- DATA FOR PROCESSING
▬▬▬▬▬▬

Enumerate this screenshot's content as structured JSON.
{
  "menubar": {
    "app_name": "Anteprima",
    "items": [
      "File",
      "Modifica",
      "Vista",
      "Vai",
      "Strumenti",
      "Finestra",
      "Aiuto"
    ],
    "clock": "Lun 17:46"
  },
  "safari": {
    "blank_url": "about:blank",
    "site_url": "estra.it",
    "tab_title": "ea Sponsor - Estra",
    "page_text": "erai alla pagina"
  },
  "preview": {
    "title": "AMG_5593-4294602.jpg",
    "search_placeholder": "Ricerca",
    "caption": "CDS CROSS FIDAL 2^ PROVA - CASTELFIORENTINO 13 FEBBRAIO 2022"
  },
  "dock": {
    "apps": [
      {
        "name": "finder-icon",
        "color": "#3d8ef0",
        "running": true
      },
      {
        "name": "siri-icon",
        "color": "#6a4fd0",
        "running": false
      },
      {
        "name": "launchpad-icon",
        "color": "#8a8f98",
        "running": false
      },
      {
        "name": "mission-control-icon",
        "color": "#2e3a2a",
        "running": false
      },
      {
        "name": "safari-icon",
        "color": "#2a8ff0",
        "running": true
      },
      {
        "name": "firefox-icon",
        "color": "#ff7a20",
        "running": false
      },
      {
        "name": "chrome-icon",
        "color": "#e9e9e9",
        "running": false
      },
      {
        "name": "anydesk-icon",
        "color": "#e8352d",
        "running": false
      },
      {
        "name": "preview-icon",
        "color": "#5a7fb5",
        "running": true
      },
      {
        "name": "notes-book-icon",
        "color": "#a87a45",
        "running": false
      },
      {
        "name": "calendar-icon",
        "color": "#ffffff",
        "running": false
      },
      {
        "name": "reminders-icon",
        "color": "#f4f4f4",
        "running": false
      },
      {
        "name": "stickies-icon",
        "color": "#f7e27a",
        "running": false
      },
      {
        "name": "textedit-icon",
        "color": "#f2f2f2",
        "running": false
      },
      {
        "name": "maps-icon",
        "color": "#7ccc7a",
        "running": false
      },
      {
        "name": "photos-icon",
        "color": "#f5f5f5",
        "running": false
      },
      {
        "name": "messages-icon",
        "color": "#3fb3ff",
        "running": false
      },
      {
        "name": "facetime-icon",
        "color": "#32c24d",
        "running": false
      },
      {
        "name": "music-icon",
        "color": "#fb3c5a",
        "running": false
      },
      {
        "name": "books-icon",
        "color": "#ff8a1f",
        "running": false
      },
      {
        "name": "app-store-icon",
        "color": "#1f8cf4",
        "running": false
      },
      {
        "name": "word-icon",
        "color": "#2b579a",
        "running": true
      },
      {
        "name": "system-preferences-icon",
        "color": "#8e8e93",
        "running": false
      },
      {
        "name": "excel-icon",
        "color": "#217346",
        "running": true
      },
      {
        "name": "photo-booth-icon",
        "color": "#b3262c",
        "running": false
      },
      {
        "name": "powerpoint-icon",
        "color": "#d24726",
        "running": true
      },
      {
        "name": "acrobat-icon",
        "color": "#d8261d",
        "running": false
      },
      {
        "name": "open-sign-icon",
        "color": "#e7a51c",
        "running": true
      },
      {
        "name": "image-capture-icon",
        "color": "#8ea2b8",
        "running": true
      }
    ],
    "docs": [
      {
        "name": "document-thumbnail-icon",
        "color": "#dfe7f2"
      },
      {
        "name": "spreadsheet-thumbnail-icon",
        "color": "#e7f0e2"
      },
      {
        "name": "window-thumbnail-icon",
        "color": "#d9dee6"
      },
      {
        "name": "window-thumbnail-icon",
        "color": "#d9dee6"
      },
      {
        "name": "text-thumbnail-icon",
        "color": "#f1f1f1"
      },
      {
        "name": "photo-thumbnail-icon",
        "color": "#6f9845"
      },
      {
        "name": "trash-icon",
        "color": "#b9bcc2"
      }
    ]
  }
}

▬▬▬▬▬▬

- WHAT THE TASK ASKS
Repeat every entry word for word.

- EXPECTED ANSWER
Enumerate this screenshot's content as structured JSON.
{
  "menubar": {
    "app_name": "Anteprima",
    "items": [
      "File",
      "Modifica",
      "Vista",
      "Vai",
      "Strumenti",
      "Finestra",
      "Aiuto"
    ],
    "clock": "Lun 17:46"
  },
  "safari": {
    "blank_url": "about:blank",
    "site_url": "estra.it",
    "tab_title": "ea Sponsor - Estra",
    "page_text": "erai alla pagina"
  },
  "preview": {
    "title": "AMG_5593-4294602.jpg",
    "search_placeholder": "Ricerca",
    "caption": "CDS CROSS FIDAL 2^ PROVA - CASTELFIORENTINO 13 FEBBRAIO 2022"
  },
  "dock": {
    "apps": [
      {
        "name": "finder-icon",
        "color": "#3d8ef0",
        "running": true
      },
      {
        "name": "siri-icon",
        "color": "#6a4fd0",
        "running": false
      },
      {
        "name": "launchpad-icon",
        "color": "#8a8f98",
        "running": false
      },
      {
        "name": "mission-control-icon",
        "color": "#2e3a2a",
        "running": false
      },
      {
        "name": "safari-icon",
        "color": "#2a8ff0",
        "running": true
      },
      {
        "name": "firefox-icon",
        "color": "#ff7a20",
        "running": false
      },
      {
        "name": "chrome-icon",
        "color": "#e9e9e9",
        "running": false
      },
      {
        "name": "anydesk-icon",
        "color": "#e8352d",
        "running": false
      },
      {
        "name": "preview-icon",
        "color": "#5a7fb5",
        "running": true
      },
      {
        "name": "notes-book-icon",
        "color": "#a87a45",
        "running": false
      },
      {
        "name": "calendar-icon",
        "color": "#ffffff",
        "running": false
      },
      {
        "name": "reminders-icon",
        "color": "#f4f4f4",
        "running": false
      },
      {
        "name": "stickies-icon",
        "color": "#f7e27a",
        "running": false
      },
      {
        "name": "textedit-icon",
        "color": "#f2f2f2",
        "running": false
      },
      {
        "name": "maps-icon",
        "color": "#7ccc7a",
        "running": false
      },
      {
        "name": "photos-icon",
        "color": "#f5f5f5",
        "running": false
      },
      {
        "name": "messages-icon",
        "color": "#3fb3ff",
        "running": false
      },
      {
        "name": "facetime-icon",
        "color": "#32c24d",
        "running": false
      },
      {
        "name": "music-icon",
        "color": "#fb3c5a",
        "running": false
      },
      {
        "name": "books-icon",
        "color": "#ff8a1f",
        "running": false
      },
      {
        "name": "app-store-icon",
        "color": "#1f8cf4",
        "running": false
      },
      {
        "name": "word-icon",
        "color": "#2b579a",
        "running": true
      },
      {
        "name": "system-preferences-icon",
        "color": "#8e8e93",
        "running": false
      },
      {
        "name": "excel-icon",
        "color": "#217346",
        "running": true
      },
      {
        "name": "photo-booth-icon",
        "color": "#b3262c",
        "running": false
      },
      {
        "name": "powerpoint-icon",
        "color": "#d24726",
        "running": true
      },
      {
        "name": "acrobat-icon",
        "color": "#d8261d",
        "running": false
      },
      {
        "name": "open-sign-icon",
        "color": "#e7a51c",
        "running": true
      },
      {
        "name": "image-capture-icon",
        "color": "#8ea2b8",
        "running": true
      }
    ],
    "docs": [
      {
        "name": "document-thumbnail-icon",
        "color": "#dfe7f2"
      },
      {
        "name": "spreadsheet-thumbnail-icon",
        "color": "#e7f0e2"
      },
      {
        "name": "window-thumbnail-icon",
        "color": "#d9dee6"
      },
      {
        "name": "window-thumbnail-icon",
        "color": "#d9dee6"
      },
      {
        "name": "text-thumbnail-icon",
        "color": "#f1f1f1"
      },
      {
        "name": "photo-thumbnail-icon",
        "color": "#6f9845"
      },
      {
        "name": "trash-icon",
        "color": "#b9bcc2"
      }
    ]
  }
}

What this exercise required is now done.